● **Exercise**: Please output the lines shown below exactly as they appear.

● **Working data**:

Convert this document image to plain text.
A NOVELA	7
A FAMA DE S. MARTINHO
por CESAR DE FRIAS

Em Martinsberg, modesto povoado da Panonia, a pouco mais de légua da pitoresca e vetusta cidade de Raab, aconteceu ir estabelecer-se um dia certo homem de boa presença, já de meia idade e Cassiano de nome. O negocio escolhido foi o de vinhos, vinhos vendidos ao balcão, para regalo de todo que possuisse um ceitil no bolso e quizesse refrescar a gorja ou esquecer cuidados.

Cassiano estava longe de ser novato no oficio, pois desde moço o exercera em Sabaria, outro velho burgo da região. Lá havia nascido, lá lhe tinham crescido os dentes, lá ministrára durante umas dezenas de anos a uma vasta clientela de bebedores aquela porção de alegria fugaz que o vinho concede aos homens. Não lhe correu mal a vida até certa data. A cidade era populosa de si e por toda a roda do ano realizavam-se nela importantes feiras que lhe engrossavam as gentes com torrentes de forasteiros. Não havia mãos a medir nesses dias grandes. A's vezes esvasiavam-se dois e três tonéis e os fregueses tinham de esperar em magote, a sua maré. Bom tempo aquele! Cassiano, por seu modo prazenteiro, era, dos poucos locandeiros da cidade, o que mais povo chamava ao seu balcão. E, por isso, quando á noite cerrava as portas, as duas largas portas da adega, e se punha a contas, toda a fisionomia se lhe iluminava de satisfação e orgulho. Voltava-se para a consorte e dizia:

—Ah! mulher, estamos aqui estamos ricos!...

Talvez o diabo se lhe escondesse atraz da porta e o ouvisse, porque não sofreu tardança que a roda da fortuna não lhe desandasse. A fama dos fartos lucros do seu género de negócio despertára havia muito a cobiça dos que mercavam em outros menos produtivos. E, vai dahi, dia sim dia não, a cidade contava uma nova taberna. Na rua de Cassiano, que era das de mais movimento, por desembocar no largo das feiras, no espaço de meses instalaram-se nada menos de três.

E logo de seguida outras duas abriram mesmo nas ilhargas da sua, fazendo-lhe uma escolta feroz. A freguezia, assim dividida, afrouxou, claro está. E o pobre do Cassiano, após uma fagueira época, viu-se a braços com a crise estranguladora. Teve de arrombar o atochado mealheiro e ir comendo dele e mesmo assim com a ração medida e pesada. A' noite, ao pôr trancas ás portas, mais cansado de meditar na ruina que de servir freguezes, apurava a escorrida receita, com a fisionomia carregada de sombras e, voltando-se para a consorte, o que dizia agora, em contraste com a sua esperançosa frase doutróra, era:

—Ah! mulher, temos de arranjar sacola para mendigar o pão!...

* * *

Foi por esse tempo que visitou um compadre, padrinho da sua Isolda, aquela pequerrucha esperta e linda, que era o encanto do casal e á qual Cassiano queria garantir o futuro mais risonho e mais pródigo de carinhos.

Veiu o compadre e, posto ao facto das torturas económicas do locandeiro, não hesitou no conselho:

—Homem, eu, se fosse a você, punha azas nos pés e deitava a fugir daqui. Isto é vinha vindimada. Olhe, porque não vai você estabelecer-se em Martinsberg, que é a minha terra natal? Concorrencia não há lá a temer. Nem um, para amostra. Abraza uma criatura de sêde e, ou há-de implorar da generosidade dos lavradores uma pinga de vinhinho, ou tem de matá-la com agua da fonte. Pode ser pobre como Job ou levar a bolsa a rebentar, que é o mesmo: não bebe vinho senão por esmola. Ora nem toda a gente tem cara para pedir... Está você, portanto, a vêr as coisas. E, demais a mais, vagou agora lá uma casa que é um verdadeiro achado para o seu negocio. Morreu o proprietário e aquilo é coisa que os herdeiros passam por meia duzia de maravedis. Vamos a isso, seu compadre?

● **Response below**:
Convert this document image to plain text.
A NOVELA	7
A FAMA DE S. MARTINHO
por CESAR DE FRIAS

Em Martinsberg, modesto povoado da Panonia, a pouco mais de légua da pitoresca e vetusta cidade de Raab, aconteceu ir estabelecer-se um dia certo homem de boa presença, já de meia idade e Cassiano de nome. O negocio escolhido foi o de vinhos, vinhos vendidos ao balcão, para regalo de todo que possuisse um ceitil no bolso e quizesse refrescar a gorja ou esquecer cuidados.

Cassiano estava longe de ser novato no oficio, pois desde moço o exercera em Sabaria, outro velho burgo da região. Lá havia nascido, lá lhe tinham crescido os dentes, lá ministrára durante umas dezenas de anos a uma vasta clientela de bebedores aquela porção de alegria fugaz que o vinho concede aos homens. Não lhe correu mal a vida até certa data. A cidade era populosa de si e por toda a roda do ano realizavam-se nela importantes feiras que lhe engrossavam as gentes com torrentes de forasteiros. Não havia mãos a medir nesses dias grandes. A's vezes esvasiavam-se dois e três tonéis e os fregueses tinham de esperar em magote, a sua maré. Bom tempo aquele! Cassiano, por seu modo prazenteiro, era, dos poucos locandeiros da cidade, o que mais povo chamava ao seu balcão. E, por isso, quando á noite cerrava as portas, as duas largas portas da adega, e se punha a contas, toda a fisionomia se lhe iluminava de satisfação e orgulho. Voltava-se para a consorte e dizia:

—Ah! mulher, estamos aqui estamos ricos!...

Talvez o diabo se lhe escondesse atraz da porta e o ouvisse, porque não sofreu tardança que a roda da fortuna não lhe desandasse. A fama dos fartos lucros do seu género de negócio despertára havia muito a cobiça dos que mercavam em outros menos produtivos. E, vai dahi, dia sim dia não, a cidade contava uma nova taberna. Na rua de Cassiano, que era das de mais movimento, por desembocar no largo das feiras, no espaço de meses instalaram-se nada menos de três.

E logo de seguida outras duas abriram mesmo nas ilhargas da sua, fazendo-lhe uma escolta feroz. A freguezia, assim dividida, afrouxou, claro está. E o pobre do Cassiano, após uma fagueira época, viu-se a braços com a crise estranguladora. Teve de arrombar o atochado mealheiro e ir comendo dele e mesmo assim com a ração medida e pesada. A' noite, ao pôr trancas ás portas, mais cansado de meditar na ruina que de servir freguezes, apurava a escorrida receita, com a fisionomia carregada de sombras e, voltando-se para a consorte, o que dizia agora, em contraste com a sua esperançosa frase doutróra, era:

—Ah! mulher, temos de arranjar sacola para mendigar o pão!...

* * *

Foi por esse tempo que visitou um compadre, padrinho da sua Isolda, aquela pequerrucha esperta e linda, que era o encanto do casal e á qual Cassiano queria garantir o futuro mais risonho e mais pródigo de carinhos.

Veiu o compadre e, posto ao facto das torturas económicas do locandeiro, não hesitou no conselho:

—Homem, eu, se fosse a você, punha azas nos pés e deitava a fugir daqui. Isto é vinha vindimada. Olhe, porque não vai você estabelecer-se em Martinsberg, que é a minha terra natal? Concorrencia não há lá a temer. Nem um, para amostra. Abraza uma criatura de sêde e, ou há-de implorar da generosidade dos lavradores uma pinga de vinhinho, ou tem de matá-la com agua da fonte. Pode ser pobre como Job ou levar a bolsa a rebentar, que é o mesmo: não bebe vinho senão por esmola. Ora nem toda a gente tem cara para pedir... Está você, portanto, a vêr as coisas. E, demais a mais, vagou agora lá uma casa que é um verdadeiro achado para o seu negocio. Morreu o proprietário e aquilo é coisa que os herdeiros passam por meia duzia de maravedis. Vamos a isso, seu compadre?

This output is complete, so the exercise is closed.